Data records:
__________
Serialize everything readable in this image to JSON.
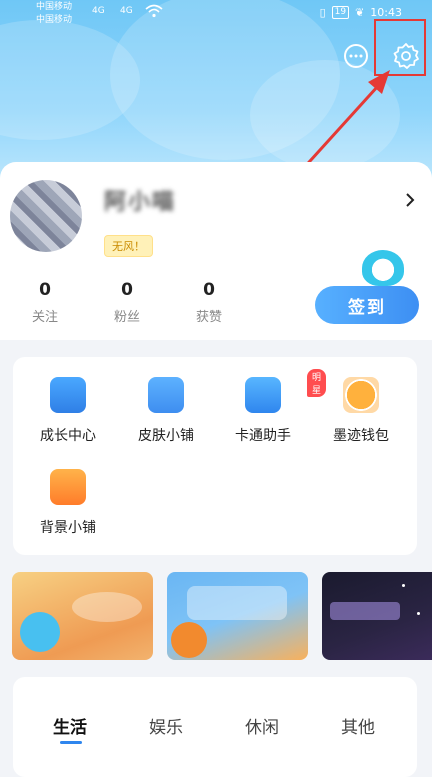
{
  "status_bar": {
    "carrier_1": "中国移动",
    "carrier_2": "中国移动",
    "signal_1": "4G",
    "signal_2": "4G",
    "battery": "19",
    "time": "10:43"
  },
  "profile": {
    "username": "阿小喵",
    "tag": "无风！",
    "stats": [
      {
        "value": "0",
        "label": "关注"
      },
      {
        "value": "0",
        "label": "粉丝"
      },
      {
        "value": "0",
        "label": "获赞"
      }
    ],
    "checkin_label": "签到"
  },
  "grid": {
    "items": [
      {
        "label": "成长中心",
        "icon": "store-icon"
      },
      {
        "label": "皮肤小铺",
        "icon": "document-icon"
      },
      {
        "label": "卡通助手",
        "icon": "cloud-face-icon",
        "badge": "明星"
      },
      {
        "label": "墨迹钱包",
        "icon": "pie-icon"
      },
      {
        "label": "背景小铺",
        "icon": "shop-icon"
      }
    ]
  },
  "tabs": [
    "生活",
    "娱乐",
    "休闲",
    "其他"
  ],
  "colors": {
    "accent": "#3d8ff3",
    "hero": "#6fc7f6",
    "highlight": "#e53935"
  }
}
__________
> [To be done]:
Make an exact copy of the data, leaving its pictures out.

> [Output for this task]:
Serialize everything readable in this image to JSON.
{
  "status_bar": {
    "carrier_1": "中国移动",
    "carrier_2": "中国移动",
    "signal_1": "4G",
    "signal_2": "4G",
    "battery": "19",
    "time": "10:43"
  },
  "profile": {
    "username": "阿小喵",
    "tag": "无风！",
    "stats": [
      {
        "value": "0",
        "label": "关注"
      },
      {
        "value": "0",
        "label": "粉丝"
      },
      {
        "value": "0",
        "label": "获赞"
      }
    ],
    "checkin_label": "签到"
  },
  "grid": {
    "items": [
      {
        "label": "成长中心",
        "icon": "store-icon"
      },
      {
        "label": "皮肤小铺",
        "icon": "document-icon"
      },
      {
        "label": "卡通助手",
        "icon": "cloud-face-icon",
        "badge": "明星"
      },
      {
        "label": "墨迹钱包",
        "icon": "pie-icon"
      },
      {
        "label": "背景小铺",
        "icon": "shop-icon"
      }
    ]
  },
  "tabs": [
    "生活",
    "娱乐",
    "休闲",
    "其他"
  ],
  "colors": {
    "accent": "#3d8ff3",
    "hero": "#6fc7f6",
    "highlight": "#e53935"
  }
}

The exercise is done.